** Stated goal **
Repeat each line of the material exactly.

[Data entries]
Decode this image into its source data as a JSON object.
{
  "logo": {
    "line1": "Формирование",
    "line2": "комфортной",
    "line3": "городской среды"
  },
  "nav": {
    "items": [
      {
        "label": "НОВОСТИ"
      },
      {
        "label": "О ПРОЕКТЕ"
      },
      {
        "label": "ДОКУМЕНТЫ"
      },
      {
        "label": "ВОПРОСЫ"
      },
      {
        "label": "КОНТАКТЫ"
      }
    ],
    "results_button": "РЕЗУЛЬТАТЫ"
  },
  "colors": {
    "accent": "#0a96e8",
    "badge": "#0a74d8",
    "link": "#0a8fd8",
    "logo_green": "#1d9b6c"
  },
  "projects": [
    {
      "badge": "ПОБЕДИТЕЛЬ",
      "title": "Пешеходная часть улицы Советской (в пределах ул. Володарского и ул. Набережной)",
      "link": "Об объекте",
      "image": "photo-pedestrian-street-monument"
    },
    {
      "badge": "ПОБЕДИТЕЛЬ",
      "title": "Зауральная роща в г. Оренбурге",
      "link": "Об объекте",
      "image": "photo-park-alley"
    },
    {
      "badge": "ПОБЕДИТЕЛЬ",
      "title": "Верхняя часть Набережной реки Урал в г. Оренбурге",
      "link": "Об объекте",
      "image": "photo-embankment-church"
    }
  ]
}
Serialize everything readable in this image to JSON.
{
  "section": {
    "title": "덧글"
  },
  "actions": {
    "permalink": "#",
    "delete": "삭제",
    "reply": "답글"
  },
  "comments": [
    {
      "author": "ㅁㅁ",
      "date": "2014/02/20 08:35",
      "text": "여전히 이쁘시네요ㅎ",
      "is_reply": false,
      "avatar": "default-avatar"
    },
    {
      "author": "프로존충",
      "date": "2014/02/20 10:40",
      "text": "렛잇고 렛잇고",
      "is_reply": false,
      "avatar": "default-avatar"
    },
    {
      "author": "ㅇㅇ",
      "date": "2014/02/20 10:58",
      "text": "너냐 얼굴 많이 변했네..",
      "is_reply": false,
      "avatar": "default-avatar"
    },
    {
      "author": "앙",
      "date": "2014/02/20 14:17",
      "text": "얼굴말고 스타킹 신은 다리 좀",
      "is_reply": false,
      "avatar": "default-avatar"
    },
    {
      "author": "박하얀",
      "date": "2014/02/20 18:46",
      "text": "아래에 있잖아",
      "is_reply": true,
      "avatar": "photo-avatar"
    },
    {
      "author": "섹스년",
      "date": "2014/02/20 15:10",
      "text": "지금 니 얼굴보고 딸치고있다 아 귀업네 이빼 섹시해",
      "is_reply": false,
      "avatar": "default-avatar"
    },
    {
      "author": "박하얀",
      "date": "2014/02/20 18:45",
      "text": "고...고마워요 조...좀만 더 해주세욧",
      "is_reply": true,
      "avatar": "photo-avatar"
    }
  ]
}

** Written response **
Decode this image into its source data as a JSON object.
{
  "logo": {
    "line1": "Формирование",
    "line2": "комфортной",
    "line3": "городской среды"
  },
  "nav": {
    "items": [
      {
        "label": "НОВОСТИ"
      },
      {
        "label": "О ПРОЕКТЕ"
      },
      {
        "label": "ДОКУМЕНТЫ"
      },
      {
        "label": "ВОПРОСЫ"
      },
      {
        "label": "КОНТАКТЫ"
      }
    ],
    "results_button": "РЕЗУЛЬТАТЫ"
  },
  "colors": {
    "accent": "#0a96e8",
    "badge": "#0a74d8",
    "link": "#0a8fd8",
    "logo_green": "#1d9b6c"
  },
  "projects": [
    {
      "badge": "ПОБЕДИТЕЛЬ",
      "title": "Пешеходная часть улицы Советской (в пределах ул. Володарского и ул. Набережной)",
      "link": "Об объекте",
      "image": "photo-pedestrian-street-monument"
    },
    {
      "badge": "ПОБЕДИТЕЛЬ",
      "title": "Зауральная роща в г. Оренбурге",
      "link": "Об объекте",
      "image": "photo-park-alley"
    },
    {
      "badge": "ПОБЕДИТЕЛЬ",
      "title": "Верхняя часть Набережной реки Урал в г. Оренбурге",
      "link": "Об объекте",
      "image": "photo-embankment-church"
    }
  ]
}
Serialize everything readable in this image to JSON.
{
  "section": {
    "title": "덧글"
  },
  "actions": {
    "permalink": "#",
    "delete": "삭제",
    "reply": "답글"
  },
  "comments": [
    {
      "author": "ㅁㅁ",
      "date": "2014/02/20 08:35",
      "text": "여전히 이쁘시네요ㅎ",
      "is_reply": false,
      "avatar": "default-avatar"
    },
    {
      "author": "프로존충",
      "date": "2014/02/20 10:40",
      "text": "렛잇고 렛잇고",
      "is_reply": false,
      "avatar": "default-avatar"
    },
    {
      "author": "ㅇㅇ",
      "date": "2014/02/20 10:58",
      "text": "너냐 얼굴 많이 변했네..",
      "is_reply": false,
      "avatar": "default-avatar"
    },
    {
      "author": "앙",
      "date": "2014/02/20 14:17",
      "text": "얼굴말고 스타킹 신은 다리 좀",
      "is_reply": false,
      "avatar": "default-avatar"
    },
    {
      "author": "박하얀",
      "date": "2014/02/20 18:46",
      "text": "아래에 있잖아",
      "is_reply": true,
      "avatar": "photo-avatar"
    },
    {
      "author": "섹스년",
      "date": "2014/02/20 15:10",
      "text": "지금 니 얼굴보고 딸치고있다 아 귀업네 이빼 섹시해",
      "is_reply": false,
      "avatar": "default-avatar"
    },
    {
      "author": "박하얀",
      "date": "2014/02/20 18:45",
      "text": "고...고마워요 조...좀만 더 해주세욧",
      "is_reply": true,
      "avatar": "photo-avatar"
    }
  ]
}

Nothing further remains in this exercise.